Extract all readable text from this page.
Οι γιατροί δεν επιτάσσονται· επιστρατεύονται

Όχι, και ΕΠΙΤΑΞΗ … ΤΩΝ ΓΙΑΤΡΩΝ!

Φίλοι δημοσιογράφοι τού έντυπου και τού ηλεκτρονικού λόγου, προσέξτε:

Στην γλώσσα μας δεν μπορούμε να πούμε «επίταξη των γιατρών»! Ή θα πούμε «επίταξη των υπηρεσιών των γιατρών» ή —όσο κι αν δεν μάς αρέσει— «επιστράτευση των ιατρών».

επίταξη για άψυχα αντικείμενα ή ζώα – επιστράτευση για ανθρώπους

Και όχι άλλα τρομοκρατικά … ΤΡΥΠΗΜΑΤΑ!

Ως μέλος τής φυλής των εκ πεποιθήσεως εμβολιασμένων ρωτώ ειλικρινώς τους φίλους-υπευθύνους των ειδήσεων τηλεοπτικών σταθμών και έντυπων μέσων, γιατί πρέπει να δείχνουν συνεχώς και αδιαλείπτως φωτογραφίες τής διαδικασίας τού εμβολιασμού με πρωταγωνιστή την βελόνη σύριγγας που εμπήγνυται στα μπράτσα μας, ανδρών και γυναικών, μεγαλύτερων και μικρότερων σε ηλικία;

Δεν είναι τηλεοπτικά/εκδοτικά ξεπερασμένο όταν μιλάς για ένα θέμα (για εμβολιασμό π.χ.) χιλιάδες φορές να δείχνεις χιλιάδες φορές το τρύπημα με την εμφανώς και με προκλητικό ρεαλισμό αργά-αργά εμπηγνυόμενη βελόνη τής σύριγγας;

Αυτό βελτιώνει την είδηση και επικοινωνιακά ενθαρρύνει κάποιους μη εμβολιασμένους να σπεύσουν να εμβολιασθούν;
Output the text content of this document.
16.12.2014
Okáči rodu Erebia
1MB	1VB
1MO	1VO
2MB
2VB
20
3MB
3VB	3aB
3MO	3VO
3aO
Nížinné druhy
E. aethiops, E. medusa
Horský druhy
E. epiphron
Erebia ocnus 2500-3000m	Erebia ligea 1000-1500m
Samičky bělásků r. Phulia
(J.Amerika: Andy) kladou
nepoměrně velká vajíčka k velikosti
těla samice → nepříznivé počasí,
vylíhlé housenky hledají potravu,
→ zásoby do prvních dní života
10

### Given instruction
From the data above, pick out each line containing "επιστράτευση" and copy it.

### Problem solution
Στην γλώσσα μας δεν μπορούμε να πούμε «επίταξη των γιατρών»! Ή θα πούμε «επίταξη των υπηρεσιών των γιατρών» ή —όσο κι αν δεν μάς αρέσει— «επιστράτευση των ιατρών».
επίταξη για άψυχα αντικείμενα ή ζώα – επιστράτευση για ανθρώπους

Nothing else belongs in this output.